Exercise objective: Transcribe the records verbatim from the first line through the line that contains "country-link[interactable]: Iran (29, 408, 57, 425)", with both of those lines included.

Recorded data:
_ _ _ _ _ _ _
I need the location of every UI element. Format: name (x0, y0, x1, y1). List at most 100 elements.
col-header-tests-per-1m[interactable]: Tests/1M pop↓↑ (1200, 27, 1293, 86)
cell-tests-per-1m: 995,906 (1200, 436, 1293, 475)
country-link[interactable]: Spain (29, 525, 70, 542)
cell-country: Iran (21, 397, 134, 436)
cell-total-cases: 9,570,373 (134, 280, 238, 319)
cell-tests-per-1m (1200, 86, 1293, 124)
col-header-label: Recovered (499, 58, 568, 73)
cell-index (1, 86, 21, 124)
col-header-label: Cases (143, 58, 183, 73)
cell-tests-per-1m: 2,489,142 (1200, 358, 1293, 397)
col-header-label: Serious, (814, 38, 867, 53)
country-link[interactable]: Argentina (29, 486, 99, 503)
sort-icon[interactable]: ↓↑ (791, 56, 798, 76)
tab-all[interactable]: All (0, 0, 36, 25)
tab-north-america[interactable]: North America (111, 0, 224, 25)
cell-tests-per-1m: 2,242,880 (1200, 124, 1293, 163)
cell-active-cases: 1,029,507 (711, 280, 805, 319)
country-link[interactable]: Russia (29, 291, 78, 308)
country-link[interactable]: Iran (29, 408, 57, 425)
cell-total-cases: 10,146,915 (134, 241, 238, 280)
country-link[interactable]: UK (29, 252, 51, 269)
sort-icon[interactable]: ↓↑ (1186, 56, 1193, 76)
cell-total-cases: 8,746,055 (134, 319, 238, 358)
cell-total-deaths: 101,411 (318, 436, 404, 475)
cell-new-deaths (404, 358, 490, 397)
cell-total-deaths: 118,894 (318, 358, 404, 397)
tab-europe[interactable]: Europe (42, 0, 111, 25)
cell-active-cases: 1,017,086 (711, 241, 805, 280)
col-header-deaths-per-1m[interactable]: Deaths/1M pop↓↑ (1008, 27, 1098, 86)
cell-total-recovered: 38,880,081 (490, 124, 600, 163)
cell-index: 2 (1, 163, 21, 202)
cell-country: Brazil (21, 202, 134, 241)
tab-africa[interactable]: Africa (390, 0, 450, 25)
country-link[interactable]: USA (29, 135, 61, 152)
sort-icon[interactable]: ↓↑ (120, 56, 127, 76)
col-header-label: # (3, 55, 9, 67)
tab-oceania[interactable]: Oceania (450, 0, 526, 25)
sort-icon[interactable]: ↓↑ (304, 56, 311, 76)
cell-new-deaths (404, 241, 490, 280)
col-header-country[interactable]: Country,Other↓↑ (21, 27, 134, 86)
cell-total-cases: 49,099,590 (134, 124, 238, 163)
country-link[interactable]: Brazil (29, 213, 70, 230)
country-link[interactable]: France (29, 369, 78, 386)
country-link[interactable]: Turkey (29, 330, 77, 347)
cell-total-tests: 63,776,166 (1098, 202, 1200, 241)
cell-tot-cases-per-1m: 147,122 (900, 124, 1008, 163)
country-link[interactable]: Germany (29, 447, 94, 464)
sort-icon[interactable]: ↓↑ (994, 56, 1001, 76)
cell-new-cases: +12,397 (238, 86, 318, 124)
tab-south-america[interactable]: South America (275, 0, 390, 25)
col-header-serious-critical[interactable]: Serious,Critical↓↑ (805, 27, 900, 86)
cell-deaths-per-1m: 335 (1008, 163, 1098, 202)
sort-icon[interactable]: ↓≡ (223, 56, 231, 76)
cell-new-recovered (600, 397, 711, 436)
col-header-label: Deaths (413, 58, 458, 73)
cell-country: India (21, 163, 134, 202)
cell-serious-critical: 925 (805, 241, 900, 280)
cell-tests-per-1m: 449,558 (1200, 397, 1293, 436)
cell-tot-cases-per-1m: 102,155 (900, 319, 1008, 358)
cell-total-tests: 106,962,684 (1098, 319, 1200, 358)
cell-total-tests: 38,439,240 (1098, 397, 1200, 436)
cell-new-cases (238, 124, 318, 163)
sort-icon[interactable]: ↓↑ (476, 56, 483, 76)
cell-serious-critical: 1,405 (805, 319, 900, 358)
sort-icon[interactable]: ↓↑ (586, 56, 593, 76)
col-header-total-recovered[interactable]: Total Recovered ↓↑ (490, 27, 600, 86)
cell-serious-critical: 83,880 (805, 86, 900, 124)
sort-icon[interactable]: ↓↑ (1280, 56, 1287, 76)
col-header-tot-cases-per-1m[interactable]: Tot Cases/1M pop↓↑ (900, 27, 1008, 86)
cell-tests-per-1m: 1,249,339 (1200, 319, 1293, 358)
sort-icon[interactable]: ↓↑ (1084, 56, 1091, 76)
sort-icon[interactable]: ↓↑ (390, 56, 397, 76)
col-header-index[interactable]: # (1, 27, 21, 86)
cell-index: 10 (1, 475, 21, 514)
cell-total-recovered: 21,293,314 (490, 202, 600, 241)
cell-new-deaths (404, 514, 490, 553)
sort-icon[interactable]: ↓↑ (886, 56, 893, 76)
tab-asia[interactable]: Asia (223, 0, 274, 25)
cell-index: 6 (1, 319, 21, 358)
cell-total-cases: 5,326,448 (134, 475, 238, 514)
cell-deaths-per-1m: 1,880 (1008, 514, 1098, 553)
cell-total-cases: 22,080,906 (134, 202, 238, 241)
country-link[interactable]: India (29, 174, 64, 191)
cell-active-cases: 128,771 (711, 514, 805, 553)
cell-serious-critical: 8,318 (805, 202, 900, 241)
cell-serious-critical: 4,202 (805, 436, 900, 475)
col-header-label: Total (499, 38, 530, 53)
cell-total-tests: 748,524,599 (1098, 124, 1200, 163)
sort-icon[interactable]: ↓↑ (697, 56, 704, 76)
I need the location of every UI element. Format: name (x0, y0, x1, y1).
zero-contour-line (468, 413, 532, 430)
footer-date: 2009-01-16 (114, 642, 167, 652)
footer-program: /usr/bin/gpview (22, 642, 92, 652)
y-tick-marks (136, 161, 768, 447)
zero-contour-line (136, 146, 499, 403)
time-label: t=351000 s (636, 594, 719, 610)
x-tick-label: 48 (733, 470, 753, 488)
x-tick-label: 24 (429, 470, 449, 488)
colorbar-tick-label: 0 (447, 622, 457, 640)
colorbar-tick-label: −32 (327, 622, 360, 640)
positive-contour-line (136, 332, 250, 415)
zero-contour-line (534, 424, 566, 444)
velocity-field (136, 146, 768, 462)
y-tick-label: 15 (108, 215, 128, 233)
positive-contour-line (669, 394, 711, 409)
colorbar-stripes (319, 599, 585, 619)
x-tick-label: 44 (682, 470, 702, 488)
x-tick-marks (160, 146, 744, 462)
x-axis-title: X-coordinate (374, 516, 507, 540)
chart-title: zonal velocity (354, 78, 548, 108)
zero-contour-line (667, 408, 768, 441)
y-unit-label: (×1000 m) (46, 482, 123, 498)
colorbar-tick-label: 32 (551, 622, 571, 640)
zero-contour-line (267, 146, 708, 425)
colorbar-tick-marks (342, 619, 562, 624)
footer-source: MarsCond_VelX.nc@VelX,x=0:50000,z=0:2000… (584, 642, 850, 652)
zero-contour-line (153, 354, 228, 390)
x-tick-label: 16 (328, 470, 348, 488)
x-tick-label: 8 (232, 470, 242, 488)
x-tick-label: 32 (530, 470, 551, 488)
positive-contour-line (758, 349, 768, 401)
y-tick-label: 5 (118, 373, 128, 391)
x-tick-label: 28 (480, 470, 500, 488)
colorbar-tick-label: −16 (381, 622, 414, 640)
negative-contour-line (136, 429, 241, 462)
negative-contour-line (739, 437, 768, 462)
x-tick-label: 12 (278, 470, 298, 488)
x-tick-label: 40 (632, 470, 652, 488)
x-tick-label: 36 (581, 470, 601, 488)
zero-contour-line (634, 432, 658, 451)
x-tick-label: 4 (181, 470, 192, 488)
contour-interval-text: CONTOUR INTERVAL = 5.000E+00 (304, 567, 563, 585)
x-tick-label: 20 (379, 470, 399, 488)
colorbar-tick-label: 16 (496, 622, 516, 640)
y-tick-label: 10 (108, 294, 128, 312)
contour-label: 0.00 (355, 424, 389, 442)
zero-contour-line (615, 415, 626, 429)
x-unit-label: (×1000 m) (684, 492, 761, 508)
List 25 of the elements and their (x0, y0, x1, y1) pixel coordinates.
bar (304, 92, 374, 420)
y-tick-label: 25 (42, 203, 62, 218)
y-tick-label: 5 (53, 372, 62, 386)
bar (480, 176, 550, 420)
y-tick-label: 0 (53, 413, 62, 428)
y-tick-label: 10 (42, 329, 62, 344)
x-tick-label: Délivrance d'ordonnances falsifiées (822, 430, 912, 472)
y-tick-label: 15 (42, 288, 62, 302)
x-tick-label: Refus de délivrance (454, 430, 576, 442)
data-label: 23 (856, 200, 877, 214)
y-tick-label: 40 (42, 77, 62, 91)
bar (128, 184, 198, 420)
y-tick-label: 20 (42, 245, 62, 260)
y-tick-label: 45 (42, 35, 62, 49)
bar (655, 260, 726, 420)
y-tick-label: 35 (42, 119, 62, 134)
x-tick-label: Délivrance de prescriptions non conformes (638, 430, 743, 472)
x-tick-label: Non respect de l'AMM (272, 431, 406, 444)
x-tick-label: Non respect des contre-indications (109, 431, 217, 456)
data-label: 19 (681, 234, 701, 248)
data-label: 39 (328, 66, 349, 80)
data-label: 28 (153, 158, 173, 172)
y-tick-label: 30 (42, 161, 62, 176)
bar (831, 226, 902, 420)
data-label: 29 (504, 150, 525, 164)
_ _ _ _ _ _ _
The response:
I need the location of every UI element. Format: name (x0, y0, x1, y1). List at most 100 elements.
col-header-tests-per-1m[interactable]: Tests/1M pop↓↑ (1200, 27, 1293, 86)
cell-tests-per-1m: 995,906 (1200, 436, 1293, 475)
country-link[interactable]: Spain (29, 525, 70, 542)
cell-country: Iran (21, 397, 134, 436)
cell-total-cases: 9,570,373 (134, 280, 238, 319)
cell-tests-per-1m (1200, 86, 1293, 124)
col-header-label: Recovered (499, 58, 568, 73)
cell-index (1, 86, 21, 124)
col-header-label: Cases (143, 58, 183, 73)
cell-tests-per-1m: 2,489,142 (1200, 358, 1293, 397)
col-header-label: Serious, (814, 38, 867, 53)
country-link[interactable]: Argentina (29, 486, 99, 503)
sort-icon[interactable]: ↓↑ (791, 56, 798, 76)
tab-all[interactable]: All (0, 0, 36, 25)
tab-north-america[interactable]: North America (111, 0, 224, 25)
cell-tests-per-1m: 2,242,880 (1200, 124, 1293, 163)
cell-active-cases: 1,029,507 (711, 280, 805, 319)
country-link[interactable]: Russia (29, 291, 78, 308)
country-link[interactable]: Iran (29, 408, 57, 425)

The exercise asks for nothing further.